**EXCERPTED DATA**:
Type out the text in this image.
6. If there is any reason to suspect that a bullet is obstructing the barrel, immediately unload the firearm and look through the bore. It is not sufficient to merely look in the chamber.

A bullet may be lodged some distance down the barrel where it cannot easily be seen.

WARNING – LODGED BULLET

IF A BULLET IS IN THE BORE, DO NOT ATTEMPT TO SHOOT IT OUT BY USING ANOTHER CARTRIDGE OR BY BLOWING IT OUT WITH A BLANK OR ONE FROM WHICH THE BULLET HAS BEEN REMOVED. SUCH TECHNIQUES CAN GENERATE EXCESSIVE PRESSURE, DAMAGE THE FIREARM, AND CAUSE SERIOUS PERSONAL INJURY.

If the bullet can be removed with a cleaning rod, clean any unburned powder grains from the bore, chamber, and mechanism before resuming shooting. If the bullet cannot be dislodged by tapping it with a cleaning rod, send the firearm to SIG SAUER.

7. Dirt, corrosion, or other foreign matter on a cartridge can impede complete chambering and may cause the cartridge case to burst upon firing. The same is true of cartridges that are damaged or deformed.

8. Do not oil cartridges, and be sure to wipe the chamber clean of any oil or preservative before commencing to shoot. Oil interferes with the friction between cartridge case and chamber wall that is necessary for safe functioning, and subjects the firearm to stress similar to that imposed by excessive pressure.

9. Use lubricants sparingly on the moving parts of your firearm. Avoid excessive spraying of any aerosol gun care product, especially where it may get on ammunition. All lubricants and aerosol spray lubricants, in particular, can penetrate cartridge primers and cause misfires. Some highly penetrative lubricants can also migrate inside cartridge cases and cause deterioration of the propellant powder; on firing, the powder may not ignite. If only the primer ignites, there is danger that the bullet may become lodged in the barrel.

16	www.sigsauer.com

**WHAT YOU ARE ASKED TO DO**: Reproduce the data in its entirety, matching each character.

**TASK RESULT**:
Type out the text in this image.
6. If there is any reason to suspect that a bullet is obstructing the barrel, immediately unload the firearm and look through the bore. It is not sufficient to merely look in the chamber.

A bullet may be lodged some distance down the barrel where it cannot easily be seen.

WARNING – LODGED BULLET

IF A BULLET IS IN THE BORE, DO NOT ATTEMPT TO SHOOT IT OUT BY USING ANOTHER CARTRIDGE OR BY BLOWING IT OUT WITH A BLANK OR ONE FROM WHICH THE BULLET HAS BEEN REMOVED. SUCH TECHNIQUES CAN GENERATE EXCESSIVE PRESSURE, DAMAGE THE FIREARM, AND CAUSE SERIOUS PERSONAL INJURY.

If the bullet can be removed with a cleaning rod, clean any unburned powder grains from the bore, chamber, and mechanism before resuming shooting. If the bullet cannot be dislodged by tapping it with a cleaning rod, send the firearm to SIG SAUER.

7. Dirt, corrosion, or other foreign matter on a cartridge can impede complete chambering and may cause the cartridge case to burst upon firing. The same is true of cartridges that are damaged or deformed.

8. Do not oil cartridges, and be sure to wipe the chamber clean of any oil or preservative before commencing to shoot. Oil interferes with the friction between cartridge case and chamber wall that is necessary for safe functioning, and subjects the firearm to stress similar to that imposed by excessive pressure.

9. Use lubricants sparingly on the moving parts of your firearm. Avoid excessive spraying of any aerosol gun care product, especially where it may get on ammunition. All lubricants and aerosol spray lubricants, in particular, can penetrate cartridge primers and cause misfires. Some highly penetrative lubricants can also migrate inside cartridge cases and cause deterioration of the propellant powder; on firing, the powder may not ignite. If only the primer ignites, there is danger that the bullet may become lodged in the barrel.

16	www.sigsauer.com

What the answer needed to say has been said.